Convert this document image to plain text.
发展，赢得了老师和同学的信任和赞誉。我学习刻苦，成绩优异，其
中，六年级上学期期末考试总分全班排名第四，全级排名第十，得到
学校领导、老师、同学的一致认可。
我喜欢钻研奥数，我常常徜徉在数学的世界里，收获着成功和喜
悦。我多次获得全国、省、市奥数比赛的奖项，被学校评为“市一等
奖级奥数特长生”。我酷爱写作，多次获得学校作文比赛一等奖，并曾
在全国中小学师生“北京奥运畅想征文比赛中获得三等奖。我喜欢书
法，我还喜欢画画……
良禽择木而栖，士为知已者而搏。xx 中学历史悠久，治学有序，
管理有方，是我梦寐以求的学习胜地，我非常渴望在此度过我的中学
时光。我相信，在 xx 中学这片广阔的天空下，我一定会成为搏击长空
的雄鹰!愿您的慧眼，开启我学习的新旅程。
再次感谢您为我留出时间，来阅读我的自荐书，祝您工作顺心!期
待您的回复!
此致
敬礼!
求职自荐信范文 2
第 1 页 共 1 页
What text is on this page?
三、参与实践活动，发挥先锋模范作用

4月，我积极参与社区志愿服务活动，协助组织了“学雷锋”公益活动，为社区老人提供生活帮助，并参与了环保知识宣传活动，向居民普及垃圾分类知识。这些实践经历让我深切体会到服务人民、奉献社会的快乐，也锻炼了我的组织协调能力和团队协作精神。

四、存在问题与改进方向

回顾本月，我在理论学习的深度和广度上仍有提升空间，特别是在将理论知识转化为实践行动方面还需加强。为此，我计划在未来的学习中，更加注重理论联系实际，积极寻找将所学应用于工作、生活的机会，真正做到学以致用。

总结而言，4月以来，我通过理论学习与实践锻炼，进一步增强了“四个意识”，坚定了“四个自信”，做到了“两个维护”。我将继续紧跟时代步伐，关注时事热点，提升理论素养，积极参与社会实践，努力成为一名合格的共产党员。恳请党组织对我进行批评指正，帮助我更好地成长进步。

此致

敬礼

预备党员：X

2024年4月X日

YOUR TASK:
Repeat the data above, word for word.

WRITTEN ANSWER:
Convert this document image to plain text.
发展，赢得了老师和同学的信任和赞誉。我学习刻苦，成绩优异，其
中，六年级上学期期末考试总分全班排名第四，全级排名第十，得到
学校领导、老师、同学的一致认可。
我喜欢钻研奥数，我常常徜徉在数学的世界里，收获着成功和喜
悦。我多次获得全国、省、市奥数比赛的奖项，被学校评为“市一等
奖级奥数特长生”。我酷爱写作，多次获得学校作文比赛一等奖，并曾
在全国中小学师生“北京奥运畅想征文比赛中获得三等奖。我喜欢书
法，我还喜欢画画……
良禽择木而栖，士为知已者而搏。xx 中学历史悠久，治学有序，
管理有方，是我梦寐以求的学习胜地，我非常渴望在此度过我的中学
时光。我相信，在 xx 中学这片广阔的天空下，我一定会成为搏击长空
的雄鹰!愿您的慧眼，开启我学习的新旅程。
再次感谢您为我留出时间，来阅读我的自荐书，祝您工作顺心!期
待您的回复!
此致
敬礼!
求职自荐信范文 2
第 1 页 共 1 页
What text is on this page?
三、参与实践活动，发挥先锋模范作用

4月，我积极参与社区志愿服务活动，协助组织了“学雷锋”公益活动，为社区老人提供生活帮助，并参与了环保知识宣传活动，向居民普及垃圾分类知识。这些实践经历让我深切体会到服务人民、奉献社会的快乐，也锻炼了我的组织协调能力和团队协作精神。

四、存在问题与改进方向

回顾本月，我在理论学习的深度和广度上仍有提升空间，特别是在将理论知识转化为实践行动方面还需加强。为此，我计划在未来的学习中，更加注重理论联系实际，积极寻找将所学应用于工作、生活的机会，真正做到学以致用。

总结而言，4月以来，我通过理论学习与实践锻炼，进一步增强了“四个意识”，坚定了“四个自信”，做到了“两个维护”。我将继续紧跟时代步伐，关注时事热点，提升理论素养，积极参与社会实践，努力成为一名合格的共产党员。恳请党组织对我进行批评指正，帮助我更好地成长进步。

此致

敬礼

预备党员：X

2024年4月X日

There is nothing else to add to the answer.